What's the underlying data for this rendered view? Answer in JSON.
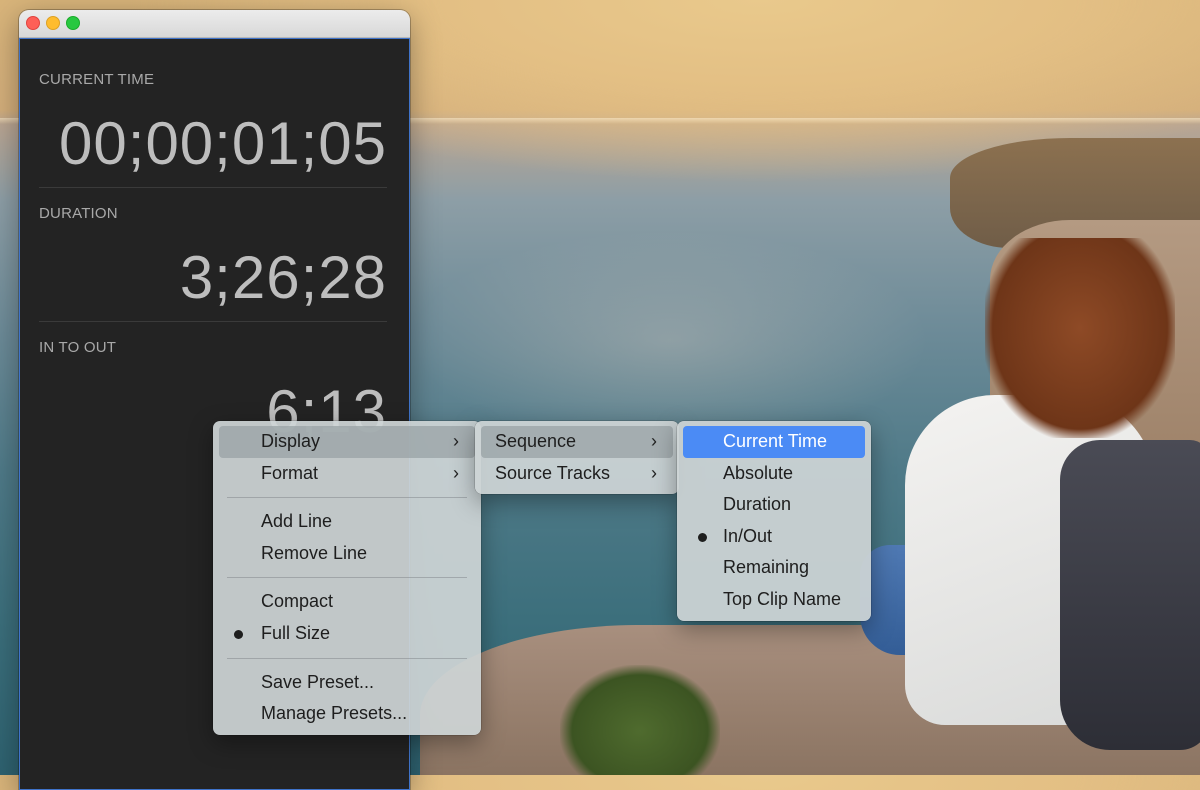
{
  "panel": {
    "sections": [
      {
        "label": "CURRENT TIME",
        "value": "00;00;01;05"
      },
      {
        "label": "DURATION",
        "value": "3;26;28"
      },
      {
        "label": "IN TO OUT",
        "value": "6;13"
      }
    ]
  },
  "menu_main": {
    "items": [
      {
        "label": "Display",
        "submenu": true
      },
      {
        "label": "Format",
        "submenu": true
      },
      {
        "label": "Add Line"
      },
      {
        "label": "Remove Line"
      },
      {
        "label": "Compact"
      },
      {
        "label": "Full Size",
        "checked": true
      },
      {
        "label": "Save Preset..."
      },
      {
        "label": "Manage Presets..."
      }
    ]
  },
  "menu_display": {
    "items": [
      {
        "label": "Sequence",
        "submenu": true
      },
      {
        "label": "Source Tracks",
        "submenu": true
      }
    ]
  },
  "menu_sequence": {
    "items": [
      {
        "label": "Current Time",
        "highlighted": true
      },
      {
        "label": "Absolute"
      },
      {
        "label": "Duration"
      },
      {
        "label": "In/Out",
        "checked": true
      },
      {
        "label": "Remaining"
      },
      {
        "label": "Top Clip Name"
      }
    ]
  },
  "icons": {
    "submenu": "chevron-right-icon",
    "check": "bullet-dot-icon"
  },
  "colors": {
    "highlight": "#4b8bf5",
    "panel_bg": "#232323",
    "panel_border": "#3f73c9"
  }
}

———

Exercise task> Output the entries above exactly, without their pictures.

Exercise response>
What's the underlying data for this rendered view? Answer in JSON.
{
  "panel": {
    "sections": [
      {
        "label": "CURRENT TIME",
        "value": "00;00;01;05"
      },
      {
        "label": "DURATION",
        "value": "3;26;28"
      },
      {
        "label": "IN TO OUT",
        "value": "6;13"
      }
    ]
  },
  "menu_main": {
    "items": [
      {
        "label": "Display",
        "submenu": true
      },
      {
        "label": "Format",
        "submenu": true
      },
      {
        "label": "Add Line"
      },
      {
        "label": "Remove Line"
      },
      {
        "label": "Compact"
      },
      {
        "label": "Full Size",
        "checked": true
      },
      {
        "label": "Save Preset..."
      },
      {
        "label": "Manage Presets..."
      }
    ]
  },
  "menu_display": {
    "items": [
      {
        "label": "Sequence",
        "submenu": true
      },
      {
        "label": "Source Tracks",
        "submenu": true
      }
    ]
  },
  "menu_sequence": {
    "items": [
      {
        "label": "Current Time",
        "highlighted": true
      },
      {
        "label": "Absolute"
      },
      {
        "label": "Duration"
      },
      {
        "label": "In/Out",
        "checked": true
      },
      {
        "label": "Remaining"
      },
      {
        "label": "Top Clip Name"
      }
    ]
  },
  "icons": {
    "submenu": "chevron-right-icon",
    "check": "bullet-dot-icon"
  },
  "colors": {
    "highlight": "#4b8bf5",
    "panel_bg": "#232323",
    "panel_border": "#3f73c9"
  }
}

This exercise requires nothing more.